• Task:
In the copy, include every entry exactly but none of the pictures.
┌─ Extracted data
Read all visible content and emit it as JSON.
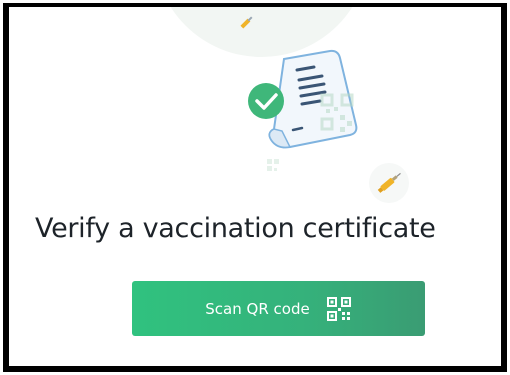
{
  "page": {
    "title": "Verify a vaccination certificate"
  },
  "scan_button": {
    "label": "Scan QR code",
    "icon": "qr-code-icon"
  },
  "illustration": {
    "icons": [
      "certificate-icon",
      "check-icon",
      "qr-code-icon",
      "syringe-icon"
    ]
  },
  "colors": {
    "button_start": "#30c27f",
    "button_end": "#3a9c73",
    "check_green": "#3fb77a",
    "title_text": "#1d2329"
  }
}
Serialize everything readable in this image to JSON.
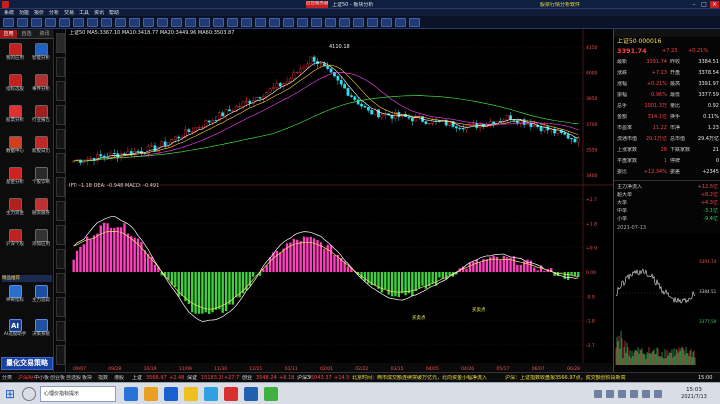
{
  "window": {
    "title": "上证50 - 板块分析",
    "notice_label": "后台服务器",
    "account_label": "股票行情分析软件"
  },
  "menu": [
    "系统",
    "功能",
    "报价",
    "分析",
    "交易",
    "工具",
    "资讯",
    "帮助"
  ],
  "left_tabs": [
    "应用",
    "自选",
    "资讯"
  ],
  "left_apps": [
    {
      "label": "我的应用",
      "color": "#c42020"
    },
    {
      "label": "智能分析",
      "color": "#2060c0"
    },
    {
      "label": "指标选股",
      "color": "#c42020"
    },
    {
      "label": "事件分析",
      "color": "#b03030"
    },
    {
      "label": "股票分析",
      "color": "#e03030"
    },
    {
      "label": "行业报告",
      "color": "#a02020"
    },
    {
      "label": "数据中心",
      "color": "#d04020"
    },
    {
      "label": "新股日历",
      "color": "#c02828"
    },
    {
      "label": "基金分析",
      "color": "#d02020"
    },
    {
      "label": "个股诊断",
      "color": "#2a2a2a"
    },
    {
      "label": "主力资金",
      "color": "#b02020"
    },
    {
      "label": "融资融券",
      "color": "#c03030"
    },
    {
      "label": "沪深个股",
      "color": "#c02020"
    },
    {
      "label": "添加应用",
      "color": "#333333"
    }
  ],
  "left_promo": {
    "header": "精品推荐",
    "items": [
      {
        "label": "神奇指标",
        "color": "#2a6fd0"
      },
      {
        "label": "主力追踪",
        "color": "#1a4fa0"
      },
      {
        "label": "AI选股助手",
        "color": "#1a3f90",
        "glyph": "AI"
      },
      {
        "label": "决策系统",
        "color": "#2050a0"
      }
    ],
    "banner": "量化交易策略"
  },
  "chart": {
    "header": "上证50  MA5:3367.10  MA10:3418.77  MA20:3449.96  MA60:3503.87",
    "top_label": "4110.18",
    "price_ticks": [
      "4150",
      "4000",
      "3850",
      "3700",
      "3550",
      "3400"
    ],
    "osc_header": "IFT: -1.18  DEA: -0.948  MACD: -0.491",
    "osc_ticks": [
      "+2.7",
      "+1.8",
      "+0.9",
      "0.00",
      "-0.9",
      "-1.8",
      "-2.7"
    ],
    "annotations": [
      "买卖点",
      "买卖点"
    ],
    "date_labels": [
      "09/07",
      "09/28",
      "10/19",
      "11/09",
      "11/30",
      "12/21",
      "01/11",
      "02/01",
      "02/22",
      "03/15",
      "04/05",
      "04/26",
      "05/17",
      "06/07",
      "06/28"
    ]
  },
  "right": {
    "title": "上证50 000016",
    "price": "3391.74",
    "change": "+7.23",
    "pct": "+0.21%",
    "rows": [
      {
        "k": "最新",
        "v": "3391.74",
        "k2": "昨收",
        "v2": "3384.51"
      },
      {
        "k": "涨跌",
        "v": "+7.23",
        "k2": "开盘",
        "v2": "3378.54"
      },
      {
        "k": "涨幅",
        "v": "+0.21%",
        "k2": "最高",
        "v2": "3391.97"
      },
      {
        "k": "振幅",
        "v": "0.96%",
        "k2": "最低",
        "v2": "3377.59"
      },
      {
        "k": "总手",
        "v": "1001.3万",
        "k2": "量比",
        "v2": "0.92"
      },
      {
        "k": "金额",
        "v": "314.1亿",
        "k2": "换手",
        "v2": "0.11%"
      },
      {
        "k": "市盈率",
        "v": "11.22",
        "k2": "市净",
        "v2": "1.23"
      },
      {
        "k": "流通市值",
        "v": "20.1万亿",
        "k2": "总市值",
        "v2": "29.4万亿"
      },
      {
        "k": "上涨家数",
        "v": "28",
        "k2": "下跌家数",
        "v2": "21"
      },
      {
        "k": "平盘家数",
        "v": "1",
        "k2": "停牌",
        "v2": "0"
      },
      {
        "k": "委比",
        "v": "+12.34%",
        "k2": "委差",
        "v2": "+2345"
      }
    ],
    "fund_rows": [
      {
        "k": "主力净流入",
        "v": "+12.5亿"
      },
      {
        "k": "超大单",
        "v": "+8.2亿"
      },
      {
        "k": "大单",
        "v": "+4.3亿"
      },
      {
        "k": "中单",
        "v": "-3.1亿"
      },
      {
        "k": "小单",
        "v": "-9.4亿"
      }
    ],
    "mini_date": "2021-07-13",
    "mini_ticks": [
      "3391.74",
      "3384.51",
      "3377.59"
    ]
  },
  "bottom": {
    "tabs": [
      "分类",
      "沪深A股",
      "中小板",
      "创业板",
      "自选股",
      "板块",
      "指数",
      "港股"
    ],
    "quotes": [
      {
        "name": "上证",
        "value": "3566.97",
        "chg": "+2.48"
      },
      {
        "name": "深证",
        "value": "15183.29",
        "chg": "+27.77"
      },
      {
        "name": "创业",
        "value": "3548.24",
        "chg": "+8.18"
      },
      {
        "name": "沪深300",
        "value": "5043.37",
        "chg": "+14.59"
      }
    ],
    "news1": "北京时间：两市成交额连续突破万亿元，北向资金小幅净流入",
    "news2": "沪深：上证指数收盘报3566.97点，成交额创阶段新高",
    "time": "15:00"
  },
  "taskbar": {
    "window_label": "心理价指标提示",
    "clock_time": "15:03",
    "clock_date": "2021/7/13"
  }
}
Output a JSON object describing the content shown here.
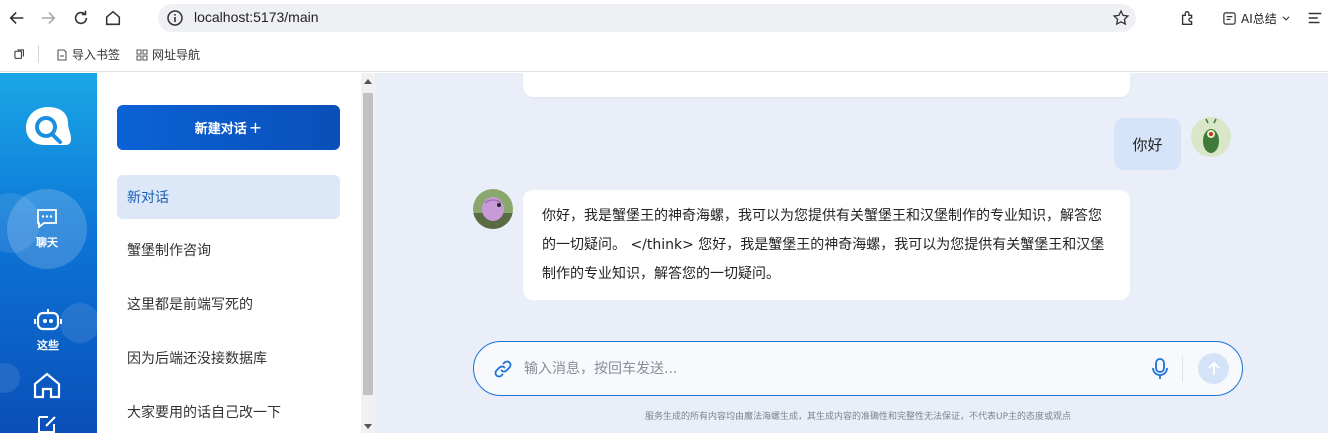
{
  "browser": {
    "url": "localhost:5173/main",
    "ai_summary_label": "AI总结",
    "bookmarks": [
      {
        "label": "导入书签",
        "icon": "bookmark-import-icon"
      },
      {
        "label": "网址导航",
        "icon": "grid-icon"
      }
    ]
  },
  "rail": {
    "items": [
      {
        "label": "聊天",
        "icon": "chat-icon"
      },
      {
        "label": "这些",
        "icon": "robot-icon"
      },
      {
        "label": "",
        "icon": "home-icon"
      },
      {
        "label": "",
        "icon": "edit-icon"
      }
    ]
  },
  "sidebar": {
    "new_chat_label": "新建对话",
    "new_chat_icon": "+",
    "conversations": [
      {
        "title": "新对话",
        "active": true
      },
      {
        "title": "蟹堡制作咨询",
        "active": false
      },
      {
        "title": "这里都是前端写死的",
        "active": false
      },
      {
        "title": "因为后端还没接数据库",
        "active": false
      },
      {
        "title": "大家要用的话自己改一下",
        "active": false
      }
    ]
  },
  "chat": {
    "messages": [
      {
        "role": "user",
        "text": "你好"
      },
      {
        "role": "assistant",
        "text": "你好，我是蟹堡王的神奇海螺，我可以为您提供有关蟹堡王和汉堡制作的专业知识，解答您的一切疑问。 </think> 您好，我是蟹堡王的神奇海螺，我可以为您提供有关蟹堡王和汉堡制作的专业知识，解答您的一切疑问。"
      }
    ],
    "input_placeholder": "输入消息，按回车发送...",
    "input_value": "",
    "disclaimer": "服务生成的所有内容均由魔法海螺生成，其生成内容的准确性和完整性无法保证，不代表UP主的态度或观点"
  },
  "colors": {
    "accent": "#0b62d6",
    "rail_top": "#1aa7e6",
    "rail_bottom": "#0a4fb8",
    "chat_bg": "#e9eef8",
    "user_bubble": "#d6e4fa",
    "active_item_bg": "#dce8f8"
  }
}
└─
• Correct response:
Read all visible content and emit it as JSON.
{
  "page": {
    "title": "Verify a vaccination certificate"
  },
  "scan_button": {
    "label": "Scan QR code",
    "icon": "qr-code-icon"
  },
  "illustration": {
    "icons": [
      "certificate-icon",
      "check-icon",
      "qr-code-icon",
      "syringe-icon"
    ]
  },
  "colors": {
    "button_start": "#30c27f",
    "button_end": "#3a9c73",
    "check_green": "#3fb77a",
    "title_text": "#1d2329"
  }
}
Serialize everything readable in this image to JSON.
{
  "window": {
    "title": "上证50 - 板块分析",
    "notice_label": "后台服务器",
    "account_label": "股票行情分析软件"
  },
  "menu": [
    "系统",
    "功能",
    "报价",
    "分析",
    "交易",
    "工具",
    "资讯",
    "帮助"
  ],
  "left_tabs": [
    "应用",
    "自选",
    "资讯"
  ],
  "left_apps": [
    {
      "label": "我的应用",
      "color": "#c42020"
    },
    {
      "label": "智能分析",
      "color": "#2060c0"
    },
    {
      "label": "指标选股",
      "color": "#c42020"
    },
    {
      "label": "事件分析",
      "color": "#b03030"
    },
    {
      "label": "股票分析",
      "color": "#e03030"
    },
    {
      "label": "行业报告",
      "color": "#a02020"
    },
    {
      "label": "数据中心",
      "color": "#d04020"
    },
    {
      "label": "新股日历",
      "color": "#c02828"
    },
    {
      "label": "基金分析",
      "color": "#d02020"
    },
    {
      "label": "个股诊断",
      "color": "#2a2a2a"
    },
    {
      "label": "主力资金",
      "color": "#b02020"
    },
    {
      "label": "融资融券",
      "color": "#c03030"
    },
    {
      "label": "沪深个股",
      "color": "#c02020"
    },
    {
      "label": "添加应用",
      "color": "#333333"
    }
  ],
  "left_promo": {
    "header": "精品推荐",
    "items": [
      {
        "label": "神奇指标",
        "color": "#2a6fd0"
      },
      {
        "label": "主力追踪",
        "color": "#1a4fa0"
      },
      {
        "label": "AI选股助手",
        "color": "#1a3f90",
        "glyph": "AI"
      },
      {
        "label": "决策系统",
        "color": "#2050a0"
      }
    ],
    "banner": "量化交易策略"
  },
  "chart": {
    "header": "上证50  MA5:3367.10  MA10:3418.77  MA20:3449.96  MA60:3503.87",
    "top_label": "4110.18",
    "price_ticks": [
      "4150",
      "4000",
      "3850",
      "3700",
      "3550",
      "3400"
    ],
    "osc_header": "IFT: -1.18  DEA: -0.948  MACD: -0.491",
    "osc_ticks": [
      "+2.7",
      "+1.8",
      "+0.9",
      "0.00",
      "-0.9",
      "-1.8",
      "-2.7"
    ],
    "annotations": [
      "买卖点",
      "买卖点"
    ],
    "date_labels": [
      "09/07",
      "09/28",
      "10/19",
      "11/09",
      "11/30",
      "12/21",
      "01/11",
      "02/01",
      "02/22",
      "03/15",
      "04/05",
      "04/26",
      "05/17",
      "06/07",
      "06/28"
    ]
  },
  "right": {
    "title": "上证50 000016",
    "price": "3391.74",
    "change": "+7.23",
    "pct": "+0.21%",
    "rows": [
      {
        "k": "最新",
        "v": "3391.74",
        "k2": "昨收",
        "v2": "3384.51"
      },
      {
        "k": "涨跌",
        "v": "+7.23",
        "k2": "开盘",
        "v2": "3378.54"
      },
      {
        "k": "涨幅",
        "v": "+0.21%",
        "k2": "最高",
        "v2": "3391.97"
      },
      {
        "k": "振幅",
        "v": "0.96%",
        "k2": "最低",
        "v2": "3377.59"
      },
      {
        "k": "总手",
        "v": "1001.3万",
        "k2": "量比",
        "v2": "0.92"
      },
      {
        "k": "金额",
        "v": "314.1亿",
        "k2": "换手",
        "v2": "0.11%"
      },
      {
        "k": "市盈率",
        "v": "11.22",
        "k2": "市净",
        "v2": "1.23"
      },
      {
        "k": "流通市值",
        "v": "20.1万亿",
        "k2": "总市值",
        "v2": "29.4万亿"
      },
      {
        "k": "上涨家数",
        "v": "28",
        "k2": "下跌家数",
        "v2": "21"
      },
      {
        "k": "平盘家数",
        "v": "1",
        "k2": "停牌",
        "v2": "0"
      },
      {
        "k": "委比",
        "v": "+12.34%",
        "k2": "委差",
        "v2": "+2345"
      }
    ],
    "fund_rows": [
      {
        "k": "主力净流入",
        "v": "+12.5亿"
      },
      {
        "k": "超大单",
        "v": "+8.2亿"
      },
      {
        "k": "大单",
        "v": "+4.3亿"
      },
      {
        "k": "中单",
        "v": "-3.1亿"
      },
      {
        "k": "小单",
        "v": "-9.4亿"
      }
    ],
    "mini_date": "2021-07-13",
    "mini_ticks": [
      "3391.74",
      "3384.51",
      "3377.59"
    ]
  },
  "bottom": {
    "tabs": [
      "分类",
      "沪深A股",
      "中小板",
      "创业板",
      "自选股",
      "板块",
      "指数",
      "港股"
    ],
    "quotes": [
      {
        "name": "上证",
        "value": "3566.97",
        "chg": "+2.48"
      },
      {
        "name": "深证",
        "value": "15183.29",
        "chg": "+27.77"
      },
      {
        "name": "创业",
        "value": "3548.24",
        "chg": "+8.18"
      },
      {
        "name": "沪深300",
        "value": "5043.37",
        "chg": "+14.59"
      }
    ],
    "news1": "北京时间：两市成交额连续突破万亿元，北向资金小幅净流入",
    "news2": "沪深：上证指数收盘报3566.97点，成交额创阶段新高",
    "time": "15:00"
  },
  "taskbar": {
    "window_label": "心理价指标提示",
    "clock_time": "15:03",
    "clock_date": "2021/7/13"
  }
}
Output a JSON object describing the content shown here.
{
  "browser": {
    "url": "localhost:5173/main",
    "ai_summary_label": "AI总结",
    "bookmarks": [
      {
        "label": "导入书签",
        "icon": "bookmark-import-icon"
      },
      {
        "label": "网址导航",
        "icon": "grid-icon"
      }
    ]
  },
  "rail": {
    "items": [
      {
        "label": "聊天",
        "icon": "chat-icon"
      },
      {
        "label": "这些",
        "icon": "robot-icon"
      },
      {
        "label": "",
        "icon": "home-icon"
      },
      {
        "label": "",
        "icon": "edit-icon"
      }
    ]
  },
  "sidebar": {
    "new_chat_label": "新建对话",
    "new_chat_icon": "+",
    "conversations": [
      {
        "title": "新对话",
        "active": true
      },
      {
        "title": "蟹堡制作咨询",
        "active": false
      },
      {
        "title": "这里都是前端写死的",
        "active": false
      },
      {
        "title": "因为后端还没接数据库",
        "active": false
      },
      {
        "title": "大家要用的话自己改一下",
        "active": false
      }
    ]
  },
  "chat": {
    "messages": [
      {
        "role": "user",
        "text": "你好"
      },
      {
        "role": "assistant",
        "text": "你好，我是蟹堡王的神奇海螺，我可以为您提供有关蟹堡王和汉堡制作的专业知识，解答您的一切疑问。 </think> 您好，我是蟹堡王的神奇海螺，我可以为您提供有关蟹堡王和汉堡制作的专业知识，解答您的一切疑问。"
      }
    ],
    "input_placeholder": "输入消息，按回车发送...",
    "input_value": "",
    "disclaimer": "服务生成的所有内容均由魔法海螺生成，其生成内容的准确性和完整性无法保证，不代表UP主的态度或观点"
  },
  "colors": {
    "accent": "#0b62d6",
    "rail_top": "#1aa7e6",
    "rail_bottom": "#0a4fb8",
    "chat_bg": "#e9eef8",
    "user_bubble": "#d6e4fa",
    "active_item_bg": "#dce8f8"
  }
}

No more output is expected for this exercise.